Aim - Return every record exactly as written.

Provided material -
──────────────────────────────
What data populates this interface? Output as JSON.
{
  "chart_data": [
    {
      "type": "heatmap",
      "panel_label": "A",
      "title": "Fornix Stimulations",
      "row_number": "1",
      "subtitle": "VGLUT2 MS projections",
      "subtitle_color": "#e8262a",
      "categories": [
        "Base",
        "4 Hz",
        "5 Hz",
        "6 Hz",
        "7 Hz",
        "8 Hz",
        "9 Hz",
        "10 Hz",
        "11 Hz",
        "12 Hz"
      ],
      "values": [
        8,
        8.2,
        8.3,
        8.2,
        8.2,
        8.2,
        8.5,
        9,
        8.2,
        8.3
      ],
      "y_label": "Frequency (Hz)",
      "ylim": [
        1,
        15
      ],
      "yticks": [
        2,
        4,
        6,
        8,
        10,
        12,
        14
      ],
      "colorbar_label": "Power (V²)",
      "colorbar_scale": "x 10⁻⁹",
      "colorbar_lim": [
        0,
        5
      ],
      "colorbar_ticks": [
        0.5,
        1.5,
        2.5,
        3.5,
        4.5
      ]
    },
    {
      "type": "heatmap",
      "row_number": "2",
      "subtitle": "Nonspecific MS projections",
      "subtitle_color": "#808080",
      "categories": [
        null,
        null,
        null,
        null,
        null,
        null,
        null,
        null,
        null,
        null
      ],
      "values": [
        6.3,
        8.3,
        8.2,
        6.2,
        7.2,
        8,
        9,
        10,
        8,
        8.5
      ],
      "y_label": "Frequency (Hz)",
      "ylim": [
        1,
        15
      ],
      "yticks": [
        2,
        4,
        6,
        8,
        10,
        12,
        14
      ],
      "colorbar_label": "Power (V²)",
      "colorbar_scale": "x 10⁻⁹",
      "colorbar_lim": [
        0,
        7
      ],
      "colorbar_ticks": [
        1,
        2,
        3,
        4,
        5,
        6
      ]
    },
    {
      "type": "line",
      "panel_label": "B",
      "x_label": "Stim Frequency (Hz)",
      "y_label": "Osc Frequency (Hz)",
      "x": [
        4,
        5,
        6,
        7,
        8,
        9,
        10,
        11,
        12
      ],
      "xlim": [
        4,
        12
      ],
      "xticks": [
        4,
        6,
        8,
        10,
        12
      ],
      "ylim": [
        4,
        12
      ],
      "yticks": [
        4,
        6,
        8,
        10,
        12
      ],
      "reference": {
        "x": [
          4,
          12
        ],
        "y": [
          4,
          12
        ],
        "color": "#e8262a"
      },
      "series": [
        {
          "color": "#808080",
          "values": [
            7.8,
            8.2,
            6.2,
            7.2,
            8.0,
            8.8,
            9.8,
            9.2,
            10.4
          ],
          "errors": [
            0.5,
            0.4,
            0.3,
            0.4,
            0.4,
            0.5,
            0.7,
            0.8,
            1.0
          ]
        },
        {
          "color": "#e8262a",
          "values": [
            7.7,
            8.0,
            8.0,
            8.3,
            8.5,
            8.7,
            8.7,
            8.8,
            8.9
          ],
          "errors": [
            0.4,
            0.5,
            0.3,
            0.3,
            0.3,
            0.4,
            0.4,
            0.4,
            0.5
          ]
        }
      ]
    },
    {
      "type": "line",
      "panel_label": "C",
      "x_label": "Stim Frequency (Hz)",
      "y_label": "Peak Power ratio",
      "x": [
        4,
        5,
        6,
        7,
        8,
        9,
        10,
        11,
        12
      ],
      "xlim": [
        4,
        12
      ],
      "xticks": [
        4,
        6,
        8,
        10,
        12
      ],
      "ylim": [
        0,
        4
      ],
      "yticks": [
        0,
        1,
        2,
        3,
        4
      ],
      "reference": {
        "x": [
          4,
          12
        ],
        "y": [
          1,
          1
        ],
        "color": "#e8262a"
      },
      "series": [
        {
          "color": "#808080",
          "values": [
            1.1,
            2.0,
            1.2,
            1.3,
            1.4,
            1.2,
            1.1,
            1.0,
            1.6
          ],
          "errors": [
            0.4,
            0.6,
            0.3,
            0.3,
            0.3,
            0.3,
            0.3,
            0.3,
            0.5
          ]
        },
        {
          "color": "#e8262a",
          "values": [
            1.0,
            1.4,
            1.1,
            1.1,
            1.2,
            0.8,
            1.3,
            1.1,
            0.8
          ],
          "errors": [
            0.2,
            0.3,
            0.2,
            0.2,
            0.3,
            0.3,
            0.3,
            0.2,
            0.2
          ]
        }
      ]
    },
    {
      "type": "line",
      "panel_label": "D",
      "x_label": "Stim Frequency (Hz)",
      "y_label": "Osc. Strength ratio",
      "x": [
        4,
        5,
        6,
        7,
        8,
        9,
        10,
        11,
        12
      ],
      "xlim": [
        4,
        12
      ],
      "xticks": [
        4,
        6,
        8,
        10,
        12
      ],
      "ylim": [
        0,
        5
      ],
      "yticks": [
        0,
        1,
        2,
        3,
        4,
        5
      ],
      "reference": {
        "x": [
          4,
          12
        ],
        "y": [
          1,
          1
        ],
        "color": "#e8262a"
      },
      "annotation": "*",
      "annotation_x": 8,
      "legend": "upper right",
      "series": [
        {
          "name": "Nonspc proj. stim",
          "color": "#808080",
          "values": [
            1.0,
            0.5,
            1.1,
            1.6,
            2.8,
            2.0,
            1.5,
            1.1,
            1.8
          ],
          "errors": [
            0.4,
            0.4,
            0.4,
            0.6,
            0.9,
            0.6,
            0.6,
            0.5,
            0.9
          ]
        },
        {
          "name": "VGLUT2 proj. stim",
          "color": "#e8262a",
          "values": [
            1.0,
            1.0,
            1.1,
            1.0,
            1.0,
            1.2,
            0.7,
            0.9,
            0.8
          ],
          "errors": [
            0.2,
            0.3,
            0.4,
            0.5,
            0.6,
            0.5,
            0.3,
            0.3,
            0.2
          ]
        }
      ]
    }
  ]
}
──────────────────────────────
Solution to the exercise -
What data populates this interface? Output as JSON.
{
  "chart_data": [
    {
      "type": "heatmap",
      "panel_label": "A",
      "title": "Fornix Stimulations",
      "row_number": "1",
      "subtitle": "VGLUT2 MS projections",
      "subtitle_color": "#e8262a",
      "categories": [
        "Base",
        "4 Hz",
        "5 Hz",
        "6 Hz",
        "7 Hz",
        "8 Hz",
        "9 Hz",
        "10 Hz",
        "11 Hz",
        "12 Hz"
      ],
      "values": [
        8,
        8.2,
        8.3,
        8.2,
        8.2,
        8.2,
        8.5,
        9,
        8.2,
        8.3
      ],
      "y_label": "Frequency (Hz)",
      "ylim": [
        1,
        15
      ],
      "yticks": [
        2,
        4,
        6,
        8,
        10,
        12,
        14
      ],
      "colorbar_label": "Power (V²)",
      "colorbar_scale": "x 10⁻⁹",
      "colorbar_lim": [
        0,
        5
      ],
      "colorbar_ticks": [
        0.5,
        1.5,
        2.5,
        3.5,
        4.5
      ]
    },
    {
      "type": "heatmap",
      "row_number": "2",
      "subtitle": "Nonspecific MS projections",
      "subtitle_color": "#808080",
      "categories": [
        null,
        null,
        null,
        null,
        null,
        null,
        null,
        null,
        null,
        null
      ],
      "values": [
        6.3,
        8.3,
        8.2,
        6.2,
        7.2,
        8,
        9,
        10,
        8,
        8.5
      ],
      "y_label": "Frequency (Hz)",
      "ylim": [
        1,
        15
      ],
      "yticks": [
        2,
        4,
        6,
        8,
        10,
        12,
        14
      ],
      "colorbar_label": "Power (V²)",
      "colorbar_scale": "x 10⁻⁹",
      "colorbar_lim": [
        0,
        7
      ],
      "colorbar_ticks": [
        1,
        2,
        3,
        4,
        5,
        6
      ]
    },
    {
      "type": "line",
      "panel_label": "B",
      "x_label": "Stim Frequency (Hz)",
      "y_label": "Osc Frequency (Hz)",
      "x": [
        4,
        5,
        6,
        7,
        8,
        9,
        10,
        11,
        12
      ],
      "xlim": [
        4,
        12
      ],
      "xticks": [
        4,
        6,
        8,
        10,
        12
      ],
      "ylim": [
        4,
        12
      ],
      "yticks": [
        4,
        6,
        8,
        10,
        12
      ],
      "reference": {
        "x": [
          4,
          12
        ],
        "y": [
          4,
          12
        ],
        "color": "#e8262a"
      },
      "series": [
        {
          "color": "#808080",
          "values": [
            7.8,
            8.2,
            6.2,
            7.2,
            8.0,
            8.8,
            9.8,
            9.2,
            10.4
          ],
          "errors": [
            0.5,
            0.4,
            0.3,
            0.4,
            0.4,
            0.5,
            0.7,
            0.8,
            1.0
          ]
        },
        {
          "color": "#e8262a",
          "values": [
            7.7,
            8.0,
            8.0,
            8.3,
            8.5,
            8.7,
            8.7,
            8.8,
            8.9
          ],
          "errors": [
            0.4,
            0.5,
            0.3,
            0.3,
            0.3,
            0.4,
            0.4,
            0.4,
            0.5
          ]
        }
      ]
    },
    {
      "type": "line",
      "panel_label": "C",
      "x_label": "Stim Frequency (Hz)",
      "y_label": "Peak Power ratio",
      "x": [
        4,
        5,
        6,
        7,
        8,
        9,
        10,
        11,
        12
      ],
      "xlim": [
        4,
        12
      ],
      "xticks": [
        4,
        6,
        8,
        10,
        12
      ],
      "ylim": [
        0,
        4
      ],
      "yticks": [
        0,
        1,
        2,
        3,
        4
      ],
      "reference": {
        "x": [
          4,
          12
        ],
        "y": [
          1,
          1
        ],
        "color": "#e8262a"
      },
      "series": [
        {
          "color": "#808080",
          "values": [
            1.1,
            2.0,
            1.2,
            1.3,
            1.4,
            1.2,
            1.1,
            1.0,
            1.6
          ],
          "errors": [
            0.4,
            0.6,
            0.3,
            0.3,
            0.3,
            0.3,
            0.3,
            0.3,
            0.5
          ]
        },
        {
          "color": "#e8262a",
          "values": [
            1.0,
            1.4,
            1.1,
            1.1,
            1.2,
            0.8,
            1.3,
            1.1,
            0.8
          ],
          "errors": [
            0.2,
            0.3,
            0.2,
            0.2,
            0.3,
            0.3,
            0.3,
            0.2,
            0.2
          ]
        }
      ]
    },
    {
      "type": "line",
      "panel_label": "D",
      "x_label": "Stim Frequency (Hz)",
      "y_label": "Osc. Strength ratio",
      "x": [
        4,
        5,
        6,
        7,
        8,
        9,
        10,
        11,
        12
      ],
      "xlim": [
        4,
        12
      ],
      "xticks": [
        4,
        6,
        8,
        10,
        12
      ],
      "ylim": [
        0,
        5
      ],
      "yticks": [
        0,
        1,
        2,
        3,
        4,
        5
      ],
      "reference": {
        "x": [
          4,
          12
        ],
        "y": [
          1,
          1
        ],
        "color": "#e8262a"
      },
      "annotation": "*",
      "annotation_x": 8,
      "legend": "upper right",
      "series": [
        {
          "name": "Nonspc proj. stim",
          "color": "#808080",
          "values": [
            1.0,
            0.5,
            1.1,
            1.6,
            2.8,
            2.0,
            1.5,
            1.1,
            1.8
          ],
          "errors": [
            0.4,
            0.4,
            0.4,
            0.6,
            0.9,
            0.6,
            0.6,
            0.5,
            0.9
          ]
        },
        {
          "name": "VGLUT2 proj. stim",
          "color": "#e8262a",
          "values": [
            1.0,
            1.0,
            1.1,
            1.0,
            1.0,
            1.2,
            0.7,
            0.9,
            0.8
          ],
          "errors": [
            0.2,
            0.3,
            0.4,
            0.5,
            0.6,
            0.5,
            0.3,
            0.3,
            0.2
          ]
        }
      ]
    }
  ]
}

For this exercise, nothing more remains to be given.